** Begin TASK MATERIAL **
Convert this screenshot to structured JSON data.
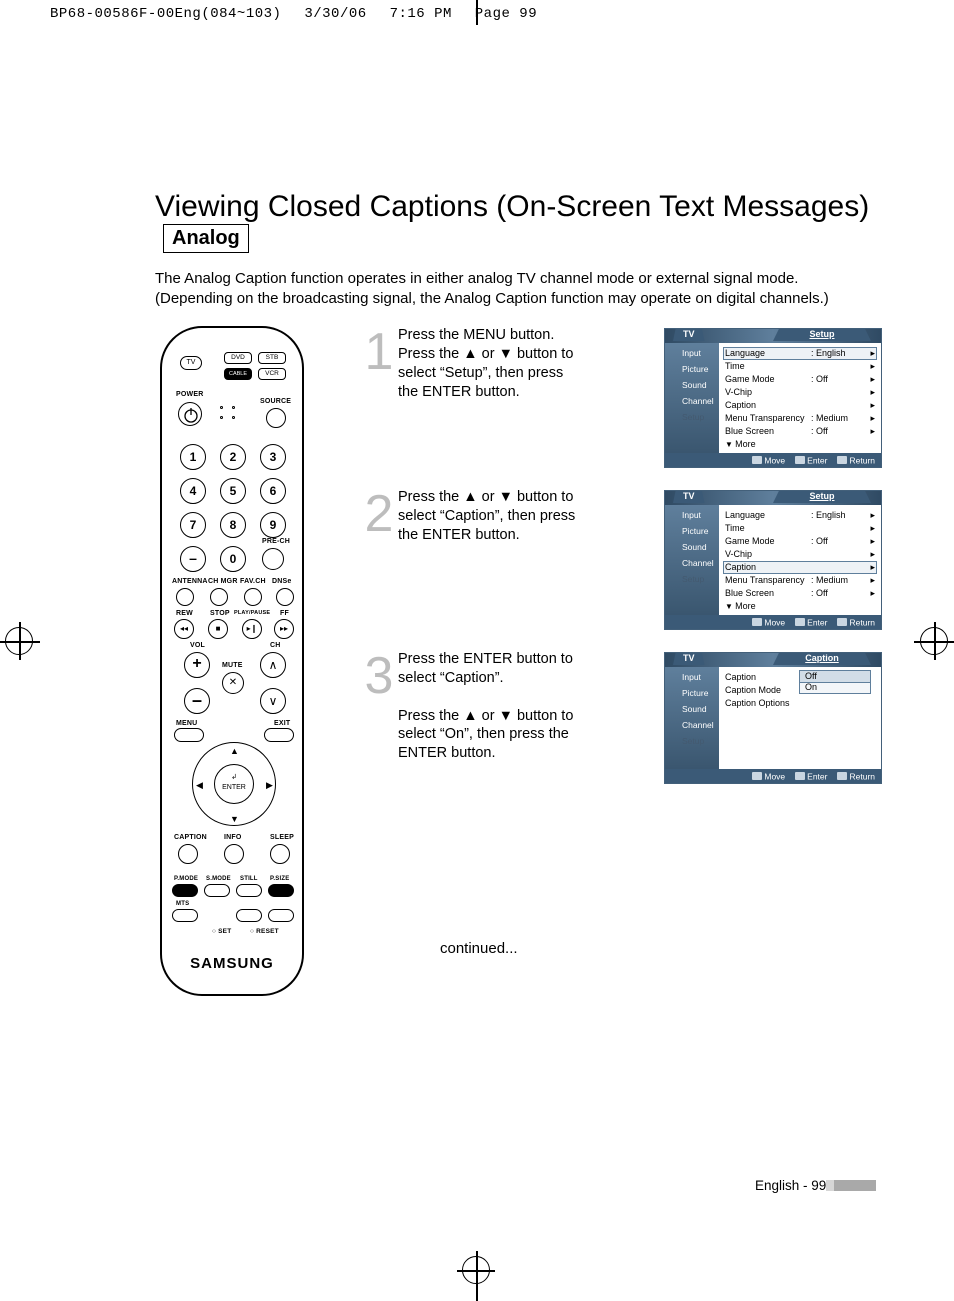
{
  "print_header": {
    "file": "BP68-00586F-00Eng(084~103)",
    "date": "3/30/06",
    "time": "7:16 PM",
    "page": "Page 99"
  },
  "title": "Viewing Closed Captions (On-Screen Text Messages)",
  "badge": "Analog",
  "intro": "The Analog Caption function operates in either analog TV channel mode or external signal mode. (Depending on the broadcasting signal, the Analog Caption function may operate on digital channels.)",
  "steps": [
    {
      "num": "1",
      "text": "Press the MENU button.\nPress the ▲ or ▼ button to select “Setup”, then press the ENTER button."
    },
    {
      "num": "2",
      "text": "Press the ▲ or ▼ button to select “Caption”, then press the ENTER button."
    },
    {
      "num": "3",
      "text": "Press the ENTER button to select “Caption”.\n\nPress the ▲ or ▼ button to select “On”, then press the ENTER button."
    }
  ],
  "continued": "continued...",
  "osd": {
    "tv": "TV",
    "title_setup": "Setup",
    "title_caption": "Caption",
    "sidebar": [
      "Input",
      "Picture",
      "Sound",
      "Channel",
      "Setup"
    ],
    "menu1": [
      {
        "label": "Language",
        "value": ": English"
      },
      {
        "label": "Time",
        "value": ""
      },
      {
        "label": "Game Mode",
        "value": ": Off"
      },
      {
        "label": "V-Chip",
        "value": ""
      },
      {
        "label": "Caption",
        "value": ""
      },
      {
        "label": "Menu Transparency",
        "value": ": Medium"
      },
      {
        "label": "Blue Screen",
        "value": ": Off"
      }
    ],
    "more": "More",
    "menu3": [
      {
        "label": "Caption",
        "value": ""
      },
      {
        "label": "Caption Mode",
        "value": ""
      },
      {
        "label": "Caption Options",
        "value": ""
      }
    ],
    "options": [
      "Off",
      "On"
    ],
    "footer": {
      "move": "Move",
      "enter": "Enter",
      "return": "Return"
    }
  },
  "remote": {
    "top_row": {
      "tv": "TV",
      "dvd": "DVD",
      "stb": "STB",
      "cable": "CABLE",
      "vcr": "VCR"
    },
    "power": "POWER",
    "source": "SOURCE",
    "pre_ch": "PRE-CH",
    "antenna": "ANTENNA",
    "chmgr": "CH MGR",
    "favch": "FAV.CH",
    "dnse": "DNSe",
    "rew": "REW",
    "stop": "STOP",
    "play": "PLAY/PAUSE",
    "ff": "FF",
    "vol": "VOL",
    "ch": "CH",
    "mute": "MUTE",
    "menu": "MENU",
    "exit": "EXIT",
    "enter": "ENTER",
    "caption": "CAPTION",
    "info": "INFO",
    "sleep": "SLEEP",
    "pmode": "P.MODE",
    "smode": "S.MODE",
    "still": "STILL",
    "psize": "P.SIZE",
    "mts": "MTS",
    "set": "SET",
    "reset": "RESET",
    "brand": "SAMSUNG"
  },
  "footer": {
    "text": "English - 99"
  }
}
** End TASK MATERIAL **
YOUR OBJECTIVE: Without including the pictures, reproduce all entries exactly.

RESPONSE TO THE EXERCISE:
Convert this screenshot to structured JSON data.
{
  "print_header": {
    "file": "BP68-00586F-00Eng(084~103)",
    "date": "3/30/06",
    "time": "7:16 PM",
    "page": "Page 99"
  },
  "title": "Viewing Closed Captions (On-Screen Text Messages)",
  "badge": "Analog",
  "intro": "The Analog Caption function operates in either analog TV channel mode or external signal mode. (Depending on the broadcasting signal, the Analog Caption function may operate on digital channels.)",
  "steps": [
    {
      "num": "1",
      "text": "Press the MENU button.\nPress the ▲ or ▼ button to select “Setup”, then press the ENTER button."
    },
    {
      "num": "2",
      "text": "Press the ▲ or ▼ button to select “Caption”, then press the ENTER button."
    },
    {
      "num": "3",
      "text": "Press the ENTER button to select “Caption”.\n\nPress the ▲ or ▼ button to select “On”, then press the ENTER button."
    }
  ],
  "continued": "continued...",
  "osd": {
    "tv": "TV",
    "title_setup": "Setup",
    "title_caption": "Caption",
    "sidebar": [
      "Input",
      "Picture",
      "Sound",
      "Channel",
      "Setup"
    ],
    "menu1": [
      {
        "label": "Language",
        "value": ": English"
      },
      {
        "label": "Time",
        "value": ""
      },
      {
        "label": "Game Mode",
        "value": ": Off"
      },
      {
        "label": "V-Chip",
        "value": ""
      },
      {
        "label": "Caption",
        "value": ""
      },
      {
        "label": "Menu Transparency",
        "value": ": Medium"
      },
      {
        "label": "Blue Screen",
        "value": ": Off"
      }
    ],
    "more": "More",
    "menu3": [
      {
        "label": "Caption",
        "value": ""
      },
      {
        "label": "Caption Mode",
        "value": ""
      },
      {
        "label": "Caption Options",
        "value": ""
      }
    ],
    "options": [
      "Off",
      "On"
    ],
    "footer": {
      "move": "Move",
      "enter": "Enter",
      "return": "Return"
    }
  },
  "remote": {
    "top_row": {
      "tv": "TV",
      "dvd": "DVD",
      "stb": "STB",
      "cable": "CABLE",
      "vcr": "VCR"
    },
    "power": "POWER",
    "source": "SOURCE",
    "pre_ch": "PRE-CH",
    "antenna": "ANTENNA",
    "chmgr": "CH MGR",
    "favch": "FAV.CH",
    "dnse": "DNSe",
    "rew": "REW",
    "stop": "STOP",
    "play": "PLAY/PAUSE",
    "ff": "FF",
    "vol": "VOL",
    "ch": "CH",
    "mute": "MUTE",
    "menu": "MENU",
    "exit": "EXIT",
    "enter": "ENTER",
    "caption": "CAPTION",
    "info": "INFO",
    "sleep": "SLEEP",
    "pmode": "P.MODE",
    "smode": "S.MODE",
    "still": "STILL",
    "psize": "P.SIZE",
    "mts": "MTS",
    "set": "SET",
    "reset": "RESET",
    "brand": "SAMSUNG"
  },
  "footer": {
    "text": "English - 99"
  }
}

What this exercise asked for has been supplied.